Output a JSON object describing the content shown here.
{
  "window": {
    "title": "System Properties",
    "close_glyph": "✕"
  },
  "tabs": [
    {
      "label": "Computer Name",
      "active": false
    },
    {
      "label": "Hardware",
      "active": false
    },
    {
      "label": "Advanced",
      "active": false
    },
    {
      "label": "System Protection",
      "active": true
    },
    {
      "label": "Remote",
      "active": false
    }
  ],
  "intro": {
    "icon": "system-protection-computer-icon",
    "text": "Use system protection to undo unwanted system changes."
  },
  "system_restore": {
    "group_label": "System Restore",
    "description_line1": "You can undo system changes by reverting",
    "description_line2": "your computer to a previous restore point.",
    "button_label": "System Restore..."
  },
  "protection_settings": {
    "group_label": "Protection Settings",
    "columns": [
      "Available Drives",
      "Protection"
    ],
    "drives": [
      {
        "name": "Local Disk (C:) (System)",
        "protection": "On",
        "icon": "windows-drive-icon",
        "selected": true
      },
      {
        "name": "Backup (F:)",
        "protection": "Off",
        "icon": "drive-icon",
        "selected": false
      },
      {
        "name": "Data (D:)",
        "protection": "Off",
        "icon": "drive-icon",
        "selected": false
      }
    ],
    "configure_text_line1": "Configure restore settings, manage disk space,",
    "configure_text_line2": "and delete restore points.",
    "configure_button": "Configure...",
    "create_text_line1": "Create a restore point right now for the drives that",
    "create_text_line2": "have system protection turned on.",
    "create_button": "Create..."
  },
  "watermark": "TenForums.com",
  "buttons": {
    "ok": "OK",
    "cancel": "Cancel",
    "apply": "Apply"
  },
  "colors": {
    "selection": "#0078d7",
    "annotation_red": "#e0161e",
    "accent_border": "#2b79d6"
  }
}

........

Your instructions: Each entry above is to be quoted exactly.

Answer to the task:
Output a JSON object describing the content shown here.
{
  "window": {
    "title": "System Properties",
    "close_glyph": "✕"
  },
  "tabs": [
    {
      "label": "Computer Name",
      "active": false
    },
    {
      "label": "Hardware",
      "active": false
    },
    {
      "label": "Advanced",
      "active": false
    },
    {
      "label": "System Protection",
      "active": true
    },
    {
      "label": "Remote",
      "active": false
    }
  ],
  "intro": {
    "icon": "system-protection-computer-icon",
    "text": "Use system protection to undo unwanted system changes."
  },
  "system_restore": {
    "group_label": "System Restore",
    "description_line1": "You can undo system changes by reverting",
    "description_line2": "your computer to a previous restore point.",
    "button_label": "System Restore..."
  },
  "protection_settings": {
    "group_label": "Protection Settings",
    "columns": [
      "Available Drives",
      "Protection"
    ],
    "drives": [
      {
        "name": "Local Disk (C:) (System)",
        "protection": "On",
        "icon": "windows-drive-icon",
        "selected": true
      },
      {
        "name": "Backup (F:)",
        "protection": "Off",
        "icon": "drive-icon",
        "selected": false
      },
      {
        "name": "Data (D:)",
        "protection": "Off",
        "icon": "drive-icon",
        "selected": false
      }
    ],
    "configure_text_line1": "Configure restore settings, manage disk space,",
    "configure_text_line2": "and delete restore points.",
    "configure_button": "Configure...",
    "create_text_line1": "Create a restore point right now for the drives that",
    "create_text_line2": "have system protection turned on.",
    "create_button": "Create..."
  },
  "watermark": "TenForums.com",
  "buttons": {
    "ok": "OK",
    "cancel": "Cancel",
    "apply": "Apply"
  },
  "colors": {
    "selection": "#0078d7",
    "annotation_red": "#e0161e",
    "accent_border": "#2b79d6"
  }
}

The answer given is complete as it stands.